- [TEKS YANG DISEDIAKAN]

SIRAH NABAWIYAH

Akhir hidup Abdullah Bin Saba

Selain Hukaim bin Jabalah, Al-Asytar An-Nakha’i, Muhammad bin Abu Bakar dan Muhammad bin Abu Hudzaifah, nama Ibnu Saba’ adalah tokoh paling kontroversial dalam sejarah Islam. Ia dan kaumnya dikenal menyulut gerakan pemberontakan terhadap Khalifah Utsman, yang dengan pemikirannya bola api fitnah terus bergulir ke masa Khalifah Ali dan Khalifah Hasan.

Tapi bagaimanakah akhir hidup Yahudi berkulit hitam ini? Riwayat populer menerangkan bahwa Khalifah Ali bin Abi Thalib menghukumnya dengan membakar ia dan kroni-kroninya yang lantas diprotes sepupu Ali, Abdullah bin Abbas sang penerjemah Al-Qur’an. Abdullah menyatakan “jika aku menjadi kamu, aku tak akan melakukan hal itu” ini sebagai teguran hukuman mati dalam Islam tidak boleh dengan membakar. Membakar adalah hak Rabbul Izzah.

- [TUGAS YANG DIKERJAKAN] Tuliskan kembali dengan persis bagian teks tentang akhir hidup Abdullah bin Saba dari "SIRAH NABAWIYAH" sampai "hak Rabbul Izzah.". Data ini berasal dari sumber yang berbeda.

- [DATA YANG DITAMPILKAN]
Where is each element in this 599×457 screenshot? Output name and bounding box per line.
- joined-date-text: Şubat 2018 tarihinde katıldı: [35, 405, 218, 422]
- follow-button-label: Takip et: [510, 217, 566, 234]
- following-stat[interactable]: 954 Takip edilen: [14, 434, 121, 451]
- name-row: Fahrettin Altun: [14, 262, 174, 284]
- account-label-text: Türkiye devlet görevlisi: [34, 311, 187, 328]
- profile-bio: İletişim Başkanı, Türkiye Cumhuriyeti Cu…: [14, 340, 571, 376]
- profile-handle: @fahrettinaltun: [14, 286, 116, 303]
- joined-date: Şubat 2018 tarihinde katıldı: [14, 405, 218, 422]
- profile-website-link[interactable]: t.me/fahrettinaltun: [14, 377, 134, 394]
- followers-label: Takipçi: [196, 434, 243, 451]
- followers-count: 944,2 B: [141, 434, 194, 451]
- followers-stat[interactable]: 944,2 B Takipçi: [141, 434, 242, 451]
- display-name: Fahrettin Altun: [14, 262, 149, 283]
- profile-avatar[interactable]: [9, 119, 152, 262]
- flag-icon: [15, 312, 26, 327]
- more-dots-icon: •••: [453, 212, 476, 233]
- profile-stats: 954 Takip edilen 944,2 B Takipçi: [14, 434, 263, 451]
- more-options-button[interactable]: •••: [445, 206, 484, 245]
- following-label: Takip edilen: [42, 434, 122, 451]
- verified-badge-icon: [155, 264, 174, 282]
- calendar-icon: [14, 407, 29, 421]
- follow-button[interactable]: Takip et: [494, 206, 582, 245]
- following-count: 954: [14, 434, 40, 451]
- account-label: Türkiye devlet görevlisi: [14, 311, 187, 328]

---

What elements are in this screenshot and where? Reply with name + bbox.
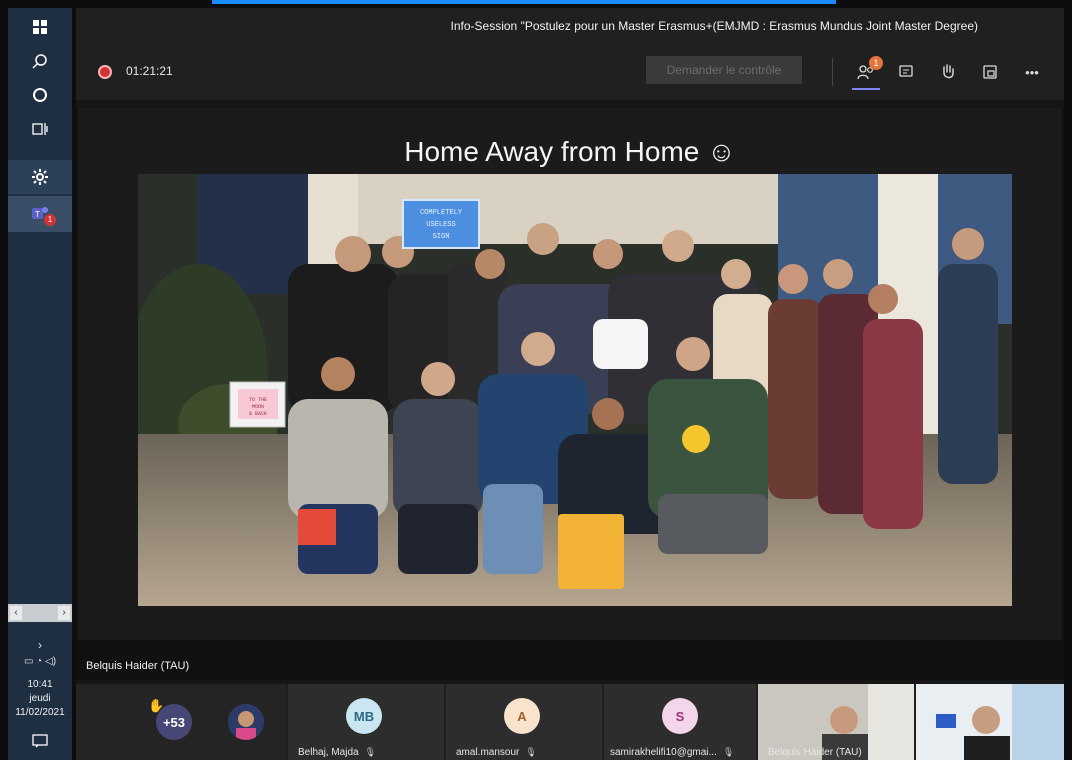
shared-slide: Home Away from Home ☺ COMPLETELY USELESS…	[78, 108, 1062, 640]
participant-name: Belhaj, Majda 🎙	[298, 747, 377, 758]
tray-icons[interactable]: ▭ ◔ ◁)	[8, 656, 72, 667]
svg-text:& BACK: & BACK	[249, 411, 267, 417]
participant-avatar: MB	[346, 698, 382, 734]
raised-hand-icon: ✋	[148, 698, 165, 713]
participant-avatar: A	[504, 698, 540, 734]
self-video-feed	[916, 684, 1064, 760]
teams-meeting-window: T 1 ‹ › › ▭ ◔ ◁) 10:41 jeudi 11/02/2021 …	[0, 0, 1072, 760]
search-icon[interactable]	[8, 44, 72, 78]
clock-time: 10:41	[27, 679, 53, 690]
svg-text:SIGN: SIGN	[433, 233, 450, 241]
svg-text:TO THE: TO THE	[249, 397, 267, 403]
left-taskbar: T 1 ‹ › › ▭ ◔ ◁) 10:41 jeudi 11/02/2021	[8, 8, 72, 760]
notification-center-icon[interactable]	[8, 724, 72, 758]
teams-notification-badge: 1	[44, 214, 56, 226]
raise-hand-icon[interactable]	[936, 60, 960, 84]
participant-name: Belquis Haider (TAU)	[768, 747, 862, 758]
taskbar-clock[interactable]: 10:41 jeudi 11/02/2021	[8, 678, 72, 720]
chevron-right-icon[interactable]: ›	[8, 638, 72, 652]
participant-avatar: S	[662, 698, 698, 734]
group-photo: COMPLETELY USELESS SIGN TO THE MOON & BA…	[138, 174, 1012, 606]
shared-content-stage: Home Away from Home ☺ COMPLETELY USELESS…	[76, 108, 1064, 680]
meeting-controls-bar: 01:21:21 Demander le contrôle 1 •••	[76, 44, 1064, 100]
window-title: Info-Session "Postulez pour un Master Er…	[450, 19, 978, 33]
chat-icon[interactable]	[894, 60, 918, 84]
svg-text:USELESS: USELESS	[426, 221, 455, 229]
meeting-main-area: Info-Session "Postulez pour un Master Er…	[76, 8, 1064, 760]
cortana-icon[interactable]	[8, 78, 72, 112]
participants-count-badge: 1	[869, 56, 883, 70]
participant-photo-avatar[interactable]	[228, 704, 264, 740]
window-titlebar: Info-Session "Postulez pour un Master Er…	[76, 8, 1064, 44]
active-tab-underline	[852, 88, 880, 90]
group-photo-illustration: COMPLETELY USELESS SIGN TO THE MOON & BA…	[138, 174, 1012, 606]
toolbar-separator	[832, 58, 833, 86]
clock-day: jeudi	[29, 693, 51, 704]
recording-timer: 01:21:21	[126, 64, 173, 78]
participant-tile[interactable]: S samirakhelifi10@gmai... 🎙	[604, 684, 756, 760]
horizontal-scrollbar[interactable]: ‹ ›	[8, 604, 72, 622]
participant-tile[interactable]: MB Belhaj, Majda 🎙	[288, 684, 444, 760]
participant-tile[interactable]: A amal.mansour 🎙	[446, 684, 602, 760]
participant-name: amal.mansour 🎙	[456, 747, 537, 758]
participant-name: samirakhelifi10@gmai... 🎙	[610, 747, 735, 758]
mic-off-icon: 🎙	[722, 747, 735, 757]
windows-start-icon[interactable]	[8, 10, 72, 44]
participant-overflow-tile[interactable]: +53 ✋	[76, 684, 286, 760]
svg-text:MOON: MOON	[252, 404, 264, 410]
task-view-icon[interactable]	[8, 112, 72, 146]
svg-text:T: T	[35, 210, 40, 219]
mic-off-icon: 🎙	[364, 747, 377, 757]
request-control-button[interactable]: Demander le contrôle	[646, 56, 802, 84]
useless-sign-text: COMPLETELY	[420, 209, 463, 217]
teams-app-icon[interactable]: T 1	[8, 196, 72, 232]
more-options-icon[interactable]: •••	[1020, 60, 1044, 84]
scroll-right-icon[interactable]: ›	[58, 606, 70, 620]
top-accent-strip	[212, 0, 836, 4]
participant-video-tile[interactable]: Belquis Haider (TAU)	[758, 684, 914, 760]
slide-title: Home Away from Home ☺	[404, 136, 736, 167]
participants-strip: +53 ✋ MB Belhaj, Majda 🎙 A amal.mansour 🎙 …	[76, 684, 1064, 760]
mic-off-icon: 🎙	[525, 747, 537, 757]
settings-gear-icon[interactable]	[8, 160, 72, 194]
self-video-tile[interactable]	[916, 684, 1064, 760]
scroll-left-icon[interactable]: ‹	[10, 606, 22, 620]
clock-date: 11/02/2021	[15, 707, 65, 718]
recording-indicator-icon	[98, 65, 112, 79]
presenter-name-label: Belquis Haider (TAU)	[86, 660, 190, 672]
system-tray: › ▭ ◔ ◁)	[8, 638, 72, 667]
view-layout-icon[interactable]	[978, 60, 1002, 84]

- [HASIL PENGERJAAN TUGAS]
SIRAH NABAWIYAH

Akhir hidup Abdullah Bin Saba

Selain Hukaim bin Jabalah, Al-Asytar An-Nakha’i, Muhammad bin Abu Bakar dan Muhammad bin Abu Hudzaifah, nama Ibnu Saba’ adalah tokoh paling kontroversial dalam sejarah Islam. Ia dan kaumnya dikenal menyulut gerakan pemberontakan terhadap Khalifah Utsman, yang dengan pemikirannya bola api fitnah terus bergulir ke masa Khalifah Ali dan Khalifah Hasan.

Tapi bagaimanakah akhir hidup Yahudi berkulit hitam ini? Riwayat populer menerangkan bahwa Khalifah Ali bin Abi Thalib menghukumnya dengan membakar ia dan kroni-kroninya yang lantas diprotes sepupu Ali, Abdullah bin Abbas sang penerjemah Al-Qur’an. Abdullah menyatakan “jika aku menjadi kamu, aku tak akan melakukan hal itu” ini sebagai teguran hukuman mati dalam Islam tidak boleh dengan membakar. Membakar adalah hak Rabbul Izzah.